Where a line of the listing below includes the word "type", reproduce that line.

[Begin Data section]

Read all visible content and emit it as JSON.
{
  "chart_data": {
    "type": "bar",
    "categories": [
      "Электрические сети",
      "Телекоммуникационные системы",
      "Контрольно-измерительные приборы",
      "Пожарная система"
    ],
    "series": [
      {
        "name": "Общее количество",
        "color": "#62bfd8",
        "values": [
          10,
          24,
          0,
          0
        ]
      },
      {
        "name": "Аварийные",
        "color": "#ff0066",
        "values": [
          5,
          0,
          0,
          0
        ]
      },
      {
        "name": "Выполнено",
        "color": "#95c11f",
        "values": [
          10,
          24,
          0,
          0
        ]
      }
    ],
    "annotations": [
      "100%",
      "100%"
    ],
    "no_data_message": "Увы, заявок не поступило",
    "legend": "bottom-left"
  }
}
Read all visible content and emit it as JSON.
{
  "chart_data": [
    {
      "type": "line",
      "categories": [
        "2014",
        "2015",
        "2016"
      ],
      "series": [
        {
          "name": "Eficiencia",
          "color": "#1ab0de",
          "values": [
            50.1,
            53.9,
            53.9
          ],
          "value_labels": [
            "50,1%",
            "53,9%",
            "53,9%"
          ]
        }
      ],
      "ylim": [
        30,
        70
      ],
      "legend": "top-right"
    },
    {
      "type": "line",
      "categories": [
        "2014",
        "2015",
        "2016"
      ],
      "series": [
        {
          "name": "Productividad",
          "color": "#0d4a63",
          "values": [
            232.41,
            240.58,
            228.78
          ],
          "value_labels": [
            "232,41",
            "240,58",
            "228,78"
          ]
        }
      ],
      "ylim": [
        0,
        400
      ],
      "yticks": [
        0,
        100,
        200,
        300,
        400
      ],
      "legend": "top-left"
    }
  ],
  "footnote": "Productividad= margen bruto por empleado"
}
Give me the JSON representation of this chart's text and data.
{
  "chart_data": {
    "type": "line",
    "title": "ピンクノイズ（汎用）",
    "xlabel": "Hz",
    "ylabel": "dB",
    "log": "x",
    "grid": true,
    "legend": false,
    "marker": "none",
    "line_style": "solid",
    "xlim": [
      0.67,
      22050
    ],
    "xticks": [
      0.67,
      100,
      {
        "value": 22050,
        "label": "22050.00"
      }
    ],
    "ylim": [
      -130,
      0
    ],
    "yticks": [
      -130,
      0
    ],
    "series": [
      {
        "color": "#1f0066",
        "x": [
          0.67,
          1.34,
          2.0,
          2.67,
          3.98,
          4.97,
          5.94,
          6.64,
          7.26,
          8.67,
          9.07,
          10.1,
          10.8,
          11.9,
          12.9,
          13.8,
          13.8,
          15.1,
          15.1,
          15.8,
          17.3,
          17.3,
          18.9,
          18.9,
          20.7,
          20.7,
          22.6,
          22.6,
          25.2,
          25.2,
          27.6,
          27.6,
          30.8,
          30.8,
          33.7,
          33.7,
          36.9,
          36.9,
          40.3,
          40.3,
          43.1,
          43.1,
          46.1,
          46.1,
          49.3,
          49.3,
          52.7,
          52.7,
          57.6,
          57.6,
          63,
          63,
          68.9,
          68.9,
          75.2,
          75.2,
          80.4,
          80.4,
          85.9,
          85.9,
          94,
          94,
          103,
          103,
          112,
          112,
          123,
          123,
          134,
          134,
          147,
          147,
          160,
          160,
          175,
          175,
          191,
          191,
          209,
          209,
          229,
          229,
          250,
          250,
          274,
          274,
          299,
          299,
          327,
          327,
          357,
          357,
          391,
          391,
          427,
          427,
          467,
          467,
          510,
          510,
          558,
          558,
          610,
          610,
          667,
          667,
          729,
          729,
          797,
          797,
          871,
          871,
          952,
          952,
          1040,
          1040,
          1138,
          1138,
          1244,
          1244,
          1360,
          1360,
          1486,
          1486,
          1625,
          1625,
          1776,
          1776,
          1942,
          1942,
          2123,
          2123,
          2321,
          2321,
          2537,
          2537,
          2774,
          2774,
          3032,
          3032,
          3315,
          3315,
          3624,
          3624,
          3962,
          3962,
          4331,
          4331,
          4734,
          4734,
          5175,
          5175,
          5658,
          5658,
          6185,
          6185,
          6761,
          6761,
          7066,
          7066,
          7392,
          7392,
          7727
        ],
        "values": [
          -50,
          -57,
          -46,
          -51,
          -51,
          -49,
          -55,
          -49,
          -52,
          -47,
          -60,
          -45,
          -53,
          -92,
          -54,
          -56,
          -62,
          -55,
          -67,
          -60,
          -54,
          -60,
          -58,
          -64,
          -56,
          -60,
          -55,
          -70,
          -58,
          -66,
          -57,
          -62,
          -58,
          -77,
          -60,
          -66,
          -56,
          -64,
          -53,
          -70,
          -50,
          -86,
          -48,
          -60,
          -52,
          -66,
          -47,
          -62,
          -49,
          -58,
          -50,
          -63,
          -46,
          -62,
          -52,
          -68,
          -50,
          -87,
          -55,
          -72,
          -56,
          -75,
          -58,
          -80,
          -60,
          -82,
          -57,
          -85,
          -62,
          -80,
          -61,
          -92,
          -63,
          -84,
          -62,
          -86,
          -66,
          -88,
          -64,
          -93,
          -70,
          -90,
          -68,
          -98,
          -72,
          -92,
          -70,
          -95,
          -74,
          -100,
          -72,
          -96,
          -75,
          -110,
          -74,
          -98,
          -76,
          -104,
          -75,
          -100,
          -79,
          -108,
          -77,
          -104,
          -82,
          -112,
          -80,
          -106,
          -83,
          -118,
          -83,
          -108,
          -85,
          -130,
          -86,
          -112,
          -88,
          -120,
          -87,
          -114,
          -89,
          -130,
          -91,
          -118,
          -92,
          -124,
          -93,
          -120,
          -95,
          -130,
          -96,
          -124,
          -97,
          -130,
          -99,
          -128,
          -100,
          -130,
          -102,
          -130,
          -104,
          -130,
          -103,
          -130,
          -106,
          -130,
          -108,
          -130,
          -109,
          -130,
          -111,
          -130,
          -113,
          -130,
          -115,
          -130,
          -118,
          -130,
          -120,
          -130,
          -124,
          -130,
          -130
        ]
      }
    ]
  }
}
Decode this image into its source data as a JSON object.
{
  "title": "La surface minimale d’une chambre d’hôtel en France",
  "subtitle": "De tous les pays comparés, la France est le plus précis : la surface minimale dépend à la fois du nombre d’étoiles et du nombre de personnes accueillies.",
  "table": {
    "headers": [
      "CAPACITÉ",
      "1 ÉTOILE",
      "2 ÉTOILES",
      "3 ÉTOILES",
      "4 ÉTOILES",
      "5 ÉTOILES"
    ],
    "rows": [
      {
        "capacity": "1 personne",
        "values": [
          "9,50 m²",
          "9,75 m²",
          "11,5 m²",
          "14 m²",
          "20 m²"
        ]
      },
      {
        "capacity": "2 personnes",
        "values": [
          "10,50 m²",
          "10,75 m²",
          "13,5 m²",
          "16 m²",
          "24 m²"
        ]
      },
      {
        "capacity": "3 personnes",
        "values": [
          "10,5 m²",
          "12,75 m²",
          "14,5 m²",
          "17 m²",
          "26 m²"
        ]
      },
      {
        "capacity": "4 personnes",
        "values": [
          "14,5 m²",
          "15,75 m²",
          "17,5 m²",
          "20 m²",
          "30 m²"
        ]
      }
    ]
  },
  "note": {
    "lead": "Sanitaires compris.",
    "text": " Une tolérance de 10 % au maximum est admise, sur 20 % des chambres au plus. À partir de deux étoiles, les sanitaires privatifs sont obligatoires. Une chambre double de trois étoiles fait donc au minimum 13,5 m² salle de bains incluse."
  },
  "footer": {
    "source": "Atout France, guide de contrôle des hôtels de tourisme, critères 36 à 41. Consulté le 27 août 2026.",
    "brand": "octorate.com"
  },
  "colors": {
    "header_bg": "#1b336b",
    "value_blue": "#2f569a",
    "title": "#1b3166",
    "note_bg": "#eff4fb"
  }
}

[End Data section]

▸ **Problem solution**
    "type": "bar",
      "type": "line",
      "type": "line",
    "type": "line",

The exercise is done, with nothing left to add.